### Task input ###

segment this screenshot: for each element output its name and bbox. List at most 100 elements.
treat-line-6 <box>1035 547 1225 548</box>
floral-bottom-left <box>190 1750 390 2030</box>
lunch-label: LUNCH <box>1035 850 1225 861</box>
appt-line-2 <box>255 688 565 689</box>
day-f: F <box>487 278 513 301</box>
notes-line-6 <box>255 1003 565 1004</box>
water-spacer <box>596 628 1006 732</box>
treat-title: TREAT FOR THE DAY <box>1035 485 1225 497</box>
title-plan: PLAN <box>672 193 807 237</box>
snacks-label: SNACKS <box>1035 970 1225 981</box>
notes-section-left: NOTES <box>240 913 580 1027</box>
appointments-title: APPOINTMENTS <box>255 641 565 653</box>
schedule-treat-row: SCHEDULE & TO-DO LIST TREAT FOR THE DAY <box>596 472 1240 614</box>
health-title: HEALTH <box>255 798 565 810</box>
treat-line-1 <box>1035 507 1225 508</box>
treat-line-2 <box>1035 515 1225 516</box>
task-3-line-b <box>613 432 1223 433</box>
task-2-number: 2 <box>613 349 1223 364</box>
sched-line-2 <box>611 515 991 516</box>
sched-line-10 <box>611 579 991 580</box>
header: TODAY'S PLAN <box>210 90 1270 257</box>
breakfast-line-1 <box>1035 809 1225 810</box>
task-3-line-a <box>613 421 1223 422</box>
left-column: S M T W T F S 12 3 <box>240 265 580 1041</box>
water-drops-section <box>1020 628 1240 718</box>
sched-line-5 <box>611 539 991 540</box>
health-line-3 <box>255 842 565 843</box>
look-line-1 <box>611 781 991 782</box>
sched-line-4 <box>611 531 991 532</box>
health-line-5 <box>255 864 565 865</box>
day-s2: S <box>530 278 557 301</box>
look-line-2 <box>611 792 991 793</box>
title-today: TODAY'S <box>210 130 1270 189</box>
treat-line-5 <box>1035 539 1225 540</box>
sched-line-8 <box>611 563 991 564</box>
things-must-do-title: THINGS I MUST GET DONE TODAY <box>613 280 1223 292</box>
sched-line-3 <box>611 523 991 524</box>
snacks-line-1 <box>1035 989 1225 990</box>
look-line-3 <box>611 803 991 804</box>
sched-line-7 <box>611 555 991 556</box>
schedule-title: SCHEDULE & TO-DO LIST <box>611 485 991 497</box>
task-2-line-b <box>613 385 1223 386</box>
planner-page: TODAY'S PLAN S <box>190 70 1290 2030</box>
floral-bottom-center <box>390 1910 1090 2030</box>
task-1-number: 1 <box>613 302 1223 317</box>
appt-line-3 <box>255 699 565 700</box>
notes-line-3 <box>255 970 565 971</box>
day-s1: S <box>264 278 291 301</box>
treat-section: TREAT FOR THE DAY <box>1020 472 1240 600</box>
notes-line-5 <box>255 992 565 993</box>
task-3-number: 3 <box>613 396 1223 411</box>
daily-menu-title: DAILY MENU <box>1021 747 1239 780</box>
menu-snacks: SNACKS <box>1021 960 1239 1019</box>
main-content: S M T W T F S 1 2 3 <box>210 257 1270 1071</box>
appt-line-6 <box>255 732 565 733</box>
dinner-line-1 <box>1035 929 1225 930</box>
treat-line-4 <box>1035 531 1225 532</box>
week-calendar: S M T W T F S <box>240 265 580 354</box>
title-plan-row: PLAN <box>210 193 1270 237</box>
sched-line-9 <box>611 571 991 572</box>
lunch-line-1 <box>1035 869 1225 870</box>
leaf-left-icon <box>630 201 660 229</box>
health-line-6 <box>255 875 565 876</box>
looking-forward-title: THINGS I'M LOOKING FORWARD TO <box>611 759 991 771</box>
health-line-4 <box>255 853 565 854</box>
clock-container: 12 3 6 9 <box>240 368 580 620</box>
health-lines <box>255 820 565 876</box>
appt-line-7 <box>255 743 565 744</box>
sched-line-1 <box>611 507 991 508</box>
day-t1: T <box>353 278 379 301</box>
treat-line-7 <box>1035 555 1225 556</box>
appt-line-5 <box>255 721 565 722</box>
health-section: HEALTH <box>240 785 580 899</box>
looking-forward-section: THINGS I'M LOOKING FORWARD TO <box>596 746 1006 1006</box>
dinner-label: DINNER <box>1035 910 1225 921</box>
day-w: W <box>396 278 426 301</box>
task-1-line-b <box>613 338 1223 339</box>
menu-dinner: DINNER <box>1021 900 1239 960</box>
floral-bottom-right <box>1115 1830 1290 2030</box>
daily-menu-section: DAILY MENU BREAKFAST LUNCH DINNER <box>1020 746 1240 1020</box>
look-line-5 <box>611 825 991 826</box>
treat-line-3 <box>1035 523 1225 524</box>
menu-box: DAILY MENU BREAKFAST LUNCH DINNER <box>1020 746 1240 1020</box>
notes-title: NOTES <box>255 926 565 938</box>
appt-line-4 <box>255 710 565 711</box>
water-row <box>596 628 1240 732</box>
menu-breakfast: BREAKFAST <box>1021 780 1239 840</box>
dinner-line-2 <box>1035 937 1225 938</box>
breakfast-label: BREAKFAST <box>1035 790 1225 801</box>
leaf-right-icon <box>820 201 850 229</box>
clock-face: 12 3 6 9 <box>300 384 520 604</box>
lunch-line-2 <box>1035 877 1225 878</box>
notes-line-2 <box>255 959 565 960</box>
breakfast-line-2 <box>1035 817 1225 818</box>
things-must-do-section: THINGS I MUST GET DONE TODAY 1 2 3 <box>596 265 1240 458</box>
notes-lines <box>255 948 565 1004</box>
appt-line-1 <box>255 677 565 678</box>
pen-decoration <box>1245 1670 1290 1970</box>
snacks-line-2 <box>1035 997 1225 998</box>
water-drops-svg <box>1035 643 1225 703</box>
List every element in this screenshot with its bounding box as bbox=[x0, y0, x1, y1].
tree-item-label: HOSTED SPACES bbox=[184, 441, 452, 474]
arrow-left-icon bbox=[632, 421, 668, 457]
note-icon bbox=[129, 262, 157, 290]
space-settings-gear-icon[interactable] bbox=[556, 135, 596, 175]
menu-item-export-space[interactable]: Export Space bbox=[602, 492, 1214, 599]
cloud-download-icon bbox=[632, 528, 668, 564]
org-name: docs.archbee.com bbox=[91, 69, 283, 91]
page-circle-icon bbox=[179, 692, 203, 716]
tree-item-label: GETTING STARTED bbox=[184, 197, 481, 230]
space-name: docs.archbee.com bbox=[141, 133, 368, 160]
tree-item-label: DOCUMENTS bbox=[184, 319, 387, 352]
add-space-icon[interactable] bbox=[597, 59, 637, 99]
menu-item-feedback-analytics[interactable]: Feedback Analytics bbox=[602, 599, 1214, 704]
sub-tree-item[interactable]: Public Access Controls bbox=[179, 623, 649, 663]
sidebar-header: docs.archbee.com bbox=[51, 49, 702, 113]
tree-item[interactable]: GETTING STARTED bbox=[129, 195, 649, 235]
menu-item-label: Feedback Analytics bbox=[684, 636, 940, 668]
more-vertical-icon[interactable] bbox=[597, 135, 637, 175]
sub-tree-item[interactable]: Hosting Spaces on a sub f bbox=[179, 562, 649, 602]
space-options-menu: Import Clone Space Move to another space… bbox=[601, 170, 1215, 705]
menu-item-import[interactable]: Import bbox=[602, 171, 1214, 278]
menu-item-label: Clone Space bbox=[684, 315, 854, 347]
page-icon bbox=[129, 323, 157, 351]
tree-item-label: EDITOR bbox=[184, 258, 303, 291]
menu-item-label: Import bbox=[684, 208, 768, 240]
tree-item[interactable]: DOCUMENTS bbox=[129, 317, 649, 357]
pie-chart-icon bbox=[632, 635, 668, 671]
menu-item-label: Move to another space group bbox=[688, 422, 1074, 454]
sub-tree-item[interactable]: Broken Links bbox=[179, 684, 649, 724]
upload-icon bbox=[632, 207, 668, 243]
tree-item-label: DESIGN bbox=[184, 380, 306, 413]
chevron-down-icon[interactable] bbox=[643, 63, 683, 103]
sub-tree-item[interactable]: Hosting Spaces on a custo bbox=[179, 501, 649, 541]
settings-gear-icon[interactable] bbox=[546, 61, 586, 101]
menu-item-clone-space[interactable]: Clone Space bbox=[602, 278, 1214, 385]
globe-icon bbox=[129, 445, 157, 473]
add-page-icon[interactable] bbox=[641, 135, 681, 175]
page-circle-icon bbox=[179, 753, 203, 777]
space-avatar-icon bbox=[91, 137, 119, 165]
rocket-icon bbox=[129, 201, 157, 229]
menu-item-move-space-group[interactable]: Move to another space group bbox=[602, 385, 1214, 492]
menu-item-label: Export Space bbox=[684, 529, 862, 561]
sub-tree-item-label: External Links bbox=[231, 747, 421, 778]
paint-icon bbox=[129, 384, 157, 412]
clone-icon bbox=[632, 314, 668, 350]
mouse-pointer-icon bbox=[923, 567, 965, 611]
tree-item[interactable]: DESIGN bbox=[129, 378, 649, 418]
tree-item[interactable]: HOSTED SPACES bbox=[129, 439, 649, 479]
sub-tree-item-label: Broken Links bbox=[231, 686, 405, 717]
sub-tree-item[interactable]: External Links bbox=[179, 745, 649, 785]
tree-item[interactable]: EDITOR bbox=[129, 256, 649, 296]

###

[Aim of the task] Turn the entries above, starting at the first line and ending at the line containing "task-3-line-a <box>613 421 1223 422</box>", into a numbered list with blank lines omitted.

[Answer below]
1. segment this screenshot: for each element output its name and bbox. List at most 100 elements.
2. treat-line-6 <box>1035 547 1225 548</box>
3. floral-bottom-left <box>190 1750 390 2030</box>
4. lunch-label: LUNCH <box>1035 850 1225 861</box>
5. appt-line-2 <box>255 688 565 689</box>
6. day-f: F <box>487 278 513 301</box>
7. notes-line-6 <box>255 1003 565 1004</box>
8. water-spacer <box>596 628 1006 732</box>
9. treat-title: TREAT FOR THE DAY <box>1035 485 1225 497</box>
10. title-plan: PLAN <box>672 193 807 237</box>
11. snacks-label: SNACKS <box>1035 970 1225 981</box>
12. notes-section-left: NOTES <box>240 913 580 1027</box>
13. appointments-title: APPOINTMENTS <box>255 641 565 653</box>
14. schedule-treat-row: SCHEDULE & TO-DO LIST TREAT FOR THE DAY <box>596 472 1240 614</box>
15. health-title: HEALTH <box>255 798 565 810</box>
16. treat-line-1 <box>1035 507 1225 508</box>
17. treat-line-2 <box>1035 515 1225 516</box>
18. task-3-line-b <box>613 432 1223 433</box>
19. task-2-number: 2 <box>613 349 1223 364</box>
20. sched-line-2 <box>611 515 991 516</box>
21. sched-line-10 <box>611 579 991 580</box>
22. header: TODAY'S PLAN <box>210 90 1270 257</box>
23. breakfast-line-1 <box>1035 809 1225 810</box>
24. task-3-line-a <box>613 421 1223 422</box>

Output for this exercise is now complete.